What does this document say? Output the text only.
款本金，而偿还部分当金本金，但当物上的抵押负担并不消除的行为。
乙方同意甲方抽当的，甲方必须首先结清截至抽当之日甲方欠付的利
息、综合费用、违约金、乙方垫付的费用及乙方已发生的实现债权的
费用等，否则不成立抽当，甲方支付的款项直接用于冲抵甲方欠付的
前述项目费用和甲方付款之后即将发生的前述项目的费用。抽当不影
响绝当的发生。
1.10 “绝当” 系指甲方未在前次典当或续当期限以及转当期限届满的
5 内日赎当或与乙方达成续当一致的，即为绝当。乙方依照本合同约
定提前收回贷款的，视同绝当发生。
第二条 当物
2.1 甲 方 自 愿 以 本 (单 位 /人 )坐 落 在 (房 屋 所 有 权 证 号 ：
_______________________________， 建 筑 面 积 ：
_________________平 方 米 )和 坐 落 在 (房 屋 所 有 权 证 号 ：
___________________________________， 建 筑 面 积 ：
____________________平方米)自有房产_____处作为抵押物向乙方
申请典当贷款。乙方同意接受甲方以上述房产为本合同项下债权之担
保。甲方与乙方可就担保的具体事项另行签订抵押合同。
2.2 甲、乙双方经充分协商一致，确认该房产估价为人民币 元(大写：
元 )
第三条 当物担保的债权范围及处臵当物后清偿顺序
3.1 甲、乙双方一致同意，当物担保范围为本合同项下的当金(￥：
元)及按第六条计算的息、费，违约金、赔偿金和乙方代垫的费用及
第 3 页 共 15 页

§ §

_TASK DIRECTIONS_: Transcribe every entry exactly.

_SOLUTION FOR THIS TASK_:
What does this document say? Output the text only.
款本金，而偿还部分当金本金，但当物上的抵押负担并不消除的行为。
乙方同意甲方抽当的，甲方必须首先结清截至抽当之日甲方欠付的利
息、综合费用、违约金、乙方垫付的费用及乙方已发生的实现债权的
费用等，否则不成立抽当，甲方支付的款项直接用于冲抵甲方欠付的
前述项目费用和甲方付款之后即将发生的前述项目的费用。抽当不影
响绝当的发生。
1.10 “绝当” 系指甲方未在前次典当或续当期限以及转当期限届满的
5 内日赎当或与乙方达成续当一致的，即为绝当。乙方依照本合同约
定提前收回贷款的，视同绝当发生。
第二条 当物
2.1 甲 方 自 愿 以 本 (单 位 /人 )坐 落 在 (房 屋 所 有 权 证 号 ：
_______________________________， 建 筑 面 积 ：
_________________平 方 米 )和 坐 落 在 (房 屋 所 有 权 证 号 ：
___________________________________， 建 筑 面 积 ：
____________________平方米)自有房产_____处作为抵押物向乙方
申请典当贷款。乙方同意接受甲方以上述房产为本合同项下债权之担
保。甲方与乙方可就担保的具体事项另行签订抵押合同。
2.2 甲、乙双方经充分协商一致，确认该房产估价为人民币 元(大写：
元 )
第三条 当物担保的债权范围及处臵当物后清偿顺序
3.1 甲、乙双方一致同意，当物担保范围为本合同项下的当金(￥：
元)及按第六条计算的息、费，违约金、赔偿金和乙方代垫的费用及
第 3 页 共 15 页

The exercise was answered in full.